[Set exercise]:
Will you print the material below without altering a single character?

[Data entries]:
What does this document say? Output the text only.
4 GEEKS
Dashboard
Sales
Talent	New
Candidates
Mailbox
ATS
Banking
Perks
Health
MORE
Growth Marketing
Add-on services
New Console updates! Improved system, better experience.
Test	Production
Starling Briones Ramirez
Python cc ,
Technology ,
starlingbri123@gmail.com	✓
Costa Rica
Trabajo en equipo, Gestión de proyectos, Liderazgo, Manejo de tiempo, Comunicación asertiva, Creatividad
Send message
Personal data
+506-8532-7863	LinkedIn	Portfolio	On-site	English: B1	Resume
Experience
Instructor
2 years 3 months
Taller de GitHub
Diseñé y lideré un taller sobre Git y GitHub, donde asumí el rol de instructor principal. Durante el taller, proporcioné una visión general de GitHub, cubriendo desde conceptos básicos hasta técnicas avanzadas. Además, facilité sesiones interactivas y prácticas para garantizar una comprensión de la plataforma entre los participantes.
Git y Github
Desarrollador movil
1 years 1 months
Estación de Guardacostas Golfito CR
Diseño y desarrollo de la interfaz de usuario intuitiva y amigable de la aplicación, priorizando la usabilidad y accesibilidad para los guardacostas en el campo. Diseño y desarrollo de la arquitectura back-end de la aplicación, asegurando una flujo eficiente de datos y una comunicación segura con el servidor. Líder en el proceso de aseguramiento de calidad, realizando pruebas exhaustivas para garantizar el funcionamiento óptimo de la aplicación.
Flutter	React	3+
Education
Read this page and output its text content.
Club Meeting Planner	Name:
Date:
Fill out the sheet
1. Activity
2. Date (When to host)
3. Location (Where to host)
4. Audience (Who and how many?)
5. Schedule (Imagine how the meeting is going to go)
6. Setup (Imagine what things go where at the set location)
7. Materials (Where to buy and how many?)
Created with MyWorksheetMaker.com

[Task answer]:
What does this document say? Output the text only.
4 GEEKS
Dashboard
Sales
Talent	New
Candidates
Mailbox
ATS
Banking
Perks
Health
MORE
Growth Marketing
Add-on services
New Console updates! Improved system, better experience.
Test	Production
Starling Briones Ramirez
Python cc ,
Technology ,
starlingbri123@gmail.com	✓
Costa Rica
Trabajo en equipo, Gestión de proyectos, Liderazgo, Manejo de tiempo, Comunicación asertiva, Creatividad
Send message
Personal data
+506-8532-7863	LinkedIn	Portfolio	On-site	English: B1	Resume
Experience
Instructor
2 years 3 months
Taller de GitHub
Diseñé y lideré un taller sobre Git y GitHub, donde asumí el rol de instructor principal. Durante el taller, proporcioné una visión general de GitHub, cubriendo desde conceptos básicos hasta técnicas avanzadas. Además, facilité sesiones interactivas y prácticas para garantizar una comprensión de la plataforma entre los participantes.
Git y Github
Desarrollador movil
1 years 1 months
Estación de Guardacostas Golfito CR
Diseño y desarrollo de la interfaz de usuario intuitiva y amigable de la aplicación, priorizando la usabilidad y accesibilidad para los guardacostas en el campo. Diseño y desarrollo de la arquitectura back-end de la aplicación, asegurando una flujo eficiente de datos y una comunicación segura con el servidor. Líder en el proceso de aseguramiento de calidad, realizando pruebas exhaustivas para garantizar el funcionamiento óptimo de la aplicación.
Flutter	React	3+
Education
Read this page and output its text content.
Club Meeting Planner	Name:
Date:
Fill out the sheet
1. Activity
2. Date (When to host)
3. Location (Where to host)
4. Audience (Who and how many?)
5. Schedule (Imagine how the meeting is going to go)
6. Setup (Imagine what things go where at the set location)
7. Materials (Where to buy and how many?)
Created with MyWorksheetMaker.com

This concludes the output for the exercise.